* Goal: Exactly as they appear, output all of the entries.

[Source records]
>>>>

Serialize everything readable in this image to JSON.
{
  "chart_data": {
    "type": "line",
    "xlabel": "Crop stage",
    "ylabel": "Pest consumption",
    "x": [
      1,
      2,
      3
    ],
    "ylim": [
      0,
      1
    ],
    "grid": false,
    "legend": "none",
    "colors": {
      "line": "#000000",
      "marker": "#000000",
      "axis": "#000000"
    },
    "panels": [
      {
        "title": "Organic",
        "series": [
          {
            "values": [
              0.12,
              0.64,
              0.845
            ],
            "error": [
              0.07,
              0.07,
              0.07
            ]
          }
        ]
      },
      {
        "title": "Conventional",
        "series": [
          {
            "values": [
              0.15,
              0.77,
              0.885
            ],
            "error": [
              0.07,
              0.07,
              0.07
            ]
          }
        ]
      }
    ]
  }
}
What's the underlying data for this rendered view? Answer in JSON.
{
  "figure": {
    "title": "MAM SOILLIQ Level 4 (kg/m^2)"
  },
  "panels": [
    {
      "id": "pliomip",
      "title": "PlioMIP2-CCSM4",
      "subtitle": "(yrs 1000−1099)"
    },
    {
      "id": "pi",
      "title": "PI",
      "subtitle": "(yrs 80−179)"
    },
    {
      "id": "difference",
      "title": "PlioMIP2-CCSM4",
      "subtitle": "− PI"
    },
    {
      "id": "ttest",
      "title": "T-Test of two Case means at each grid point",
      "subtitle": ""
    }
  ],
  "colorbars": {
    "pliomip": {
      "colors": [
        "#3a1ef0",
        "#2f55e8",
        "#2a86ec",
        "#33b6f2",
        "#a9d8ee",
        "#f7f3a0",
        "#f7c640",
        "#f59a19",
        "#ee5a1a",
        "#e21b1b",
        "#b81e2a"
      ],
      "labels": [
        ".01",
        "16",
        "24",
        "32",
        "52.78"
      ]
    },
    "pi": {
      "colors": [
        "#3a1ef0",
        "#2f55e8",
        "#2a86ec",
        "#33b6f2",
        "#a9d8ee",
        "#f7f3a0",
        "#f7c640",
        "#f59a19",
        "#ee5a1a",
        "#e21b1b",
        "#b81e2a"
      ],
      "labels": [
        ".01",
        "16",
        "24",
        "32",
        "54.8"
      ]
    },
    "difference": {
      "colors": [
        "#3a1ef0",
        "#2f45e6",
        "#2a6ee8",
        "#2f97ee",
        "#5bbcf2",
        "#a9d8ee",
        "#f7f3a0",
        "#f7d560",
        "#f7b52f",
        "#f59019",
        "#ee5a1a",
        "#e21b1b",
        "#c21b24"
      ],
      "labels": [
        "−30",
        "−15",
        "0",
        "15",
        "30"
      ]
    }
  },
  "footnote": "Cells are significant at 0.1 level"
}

<<<<

* Complete output:
Serialize everything readable in this image to JSON.
{
  "chart_data": {
    "type": "line",
    "xlabel": "Crop stage",
    "ylabel": "Pest consumption",
    "x": [
      1,
      2,
      3
    ],
    "ylim": [
      0,
      1
    ],
    "grid": false,
    "legend": "none",
    "colors": {
      "line": "#000000",
      "marker": "#000000",
      "axis": "#000000"
    },
    "panels": [
      {
        "title": "Organic",
        "series": [
          {
            "values": [
              0.12,
              0.64,
              0.845
            ],
            "error": [
              0.07,
              0.07,
              0.07
            ]
          }
        ]
      },
      {
        "title": "Conventional",
        "series": [
          {
            "values": [
              0.15,
              0.77,
              0.885
            ],
            "error": [
              0.07,
              0.07,
              0.07
            ]
          }
        ]
      }
    ]
  }
}
What's the underlying data for this rendered view? Answer in JSON.
{
  "figure": {
    "title": "MAM SOILLIQ Level 4 (kg/m^2)"
  },
  "panels": [
    {
      "id": "pliomip",
      "title": "PlioMIP2-CCSM4",
      "subtitle": "(yrs 1000−1099)"
    },
    {
      "id": "pi",
      "title": "PI",
      "subtitle": "(yrs 80−179)"
    },
    {
      "id": "difference",
      "title": "PlioMIP2-CCSM4",
      "subtitle": "− PI"
    },
    {
      "id": "ttest",
      "title": "T-Test of two Case means at each grid point",
      "subtitle": ""
    }
  ],
  "colorbars": {
    "pliomip": {
      "colors": [
        "#3a1ef0",
        "#2f55e8",
        "#2a86ec",
        "#33b6f2",
        "#a9d8ee",
        "#f7f3a0",
        "#f7c640",
        "#f59a19",
        "#ee5a1a",
        "#e21b1b",
        "#b81e2a"
      ],
      "labels": [
        ".01",
        "16",
        "24",
        "32",
        "52.78"
      ]
    },
    "pi": {
      "colors": [
        "#3a1ef0",
        "#2f55e8",
        "#2a86ec",
        "#33b6f2",
        "#a9d8ee",
        "#f7f3a0",
        "#f7c640",
        "#f59a19",
        "#ee5a1a",
        "#e21b1b",
        "#b81e2a"
      ],
      "labels": [
        ".01",
        "16",
        "24",
        "32",
        "54.8"
      ]
    },
    "difference": {
      "colors": [
        "#3a1ef0",
        "#2f45e6",
        "#2a6ee8",
        "#2f97ee",
        "#5bbcf2",
        "#a9d8ee",
        "#f7f3a0",
        "#f7d560",
        "#f7b52f",
        "#f59019",
        "#ee5a1a",
        "#e21b1b",
        "#c21b24"
      ],
      "labels": [
        "−30",
        "−15",
        "0",
        "15",
        "30"
      ]
    }
  },
  "footnote": "Cells are significant at 0.1 level"
}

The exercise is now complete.